[RECORDS SUPPLIED — start]

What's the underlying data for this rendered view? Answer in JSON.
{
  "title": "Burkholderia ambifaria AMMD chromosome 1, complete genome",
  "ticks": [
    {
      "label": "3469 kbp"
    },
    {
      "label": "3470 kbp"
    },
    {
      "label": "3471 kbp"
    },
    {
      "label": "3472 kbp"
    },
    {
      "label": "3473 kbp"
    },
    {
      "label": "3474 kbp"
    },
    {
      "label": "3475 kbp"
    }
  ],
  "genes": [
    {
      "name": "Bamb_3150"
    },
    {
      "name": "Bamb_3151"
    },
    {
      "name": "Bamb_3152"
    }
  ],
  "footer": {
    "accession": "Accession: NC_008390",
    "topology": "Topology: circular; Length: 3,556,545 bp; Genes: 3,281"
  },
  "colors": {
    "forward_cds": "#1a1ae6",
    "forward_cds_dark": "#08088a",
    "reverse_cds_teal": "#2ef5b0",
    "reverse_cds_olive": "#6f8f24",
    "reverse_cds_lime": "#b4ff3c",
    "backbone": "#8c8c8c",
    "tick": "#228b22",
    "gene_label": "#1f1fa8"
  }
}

[RECORDS SUPPLIED — finish]

Send back the whole listing above exactly, please.

What's the underlying data for this rendered view? Answer in JSON.
{
  "title": "Burkholderia ambifaria AMMD chromosome 1, complete genome",
  "ticks": [
    {
      "label": "3469 kbp"
    },
    {
      "label": "3470 kbp"
    },
    {
      "label": "3471 kbp"
    },
    {
      "label": "3472 kbp"
    },
    {
      "label": "3473 kbp"
    },
    {
      "label": "3474 kbp"
    },
    {
      "label": "3475 kbp"
    }
  ],
  "genes": [
    {
      "name": "Bamb_3150"
    },
    {
      "name": "Bamb_3151"
    },
    {
      "name": "Bamb_3152"
    }
  ],
  "footer": {
    "accession": "Accession: NC_008390",
    "topology": "Topology: circular; Length: 3,556,545 bp; Genes: 3,281"
  },
  "colors": {
    "forward_cds": "#1a1ae6",
    "forward_cds_dark": "#08088a",
    "reverse_cds_teal": "#2ef5b0",
    "reverse_cds_olive": "#6f8f24",
    "reverse_cds_lime": "#b4ff3c",
    "backbone": "#8c8c8c",
    "tick": "#228b22",
    "gene_label": "#1f1fa8"
  }
}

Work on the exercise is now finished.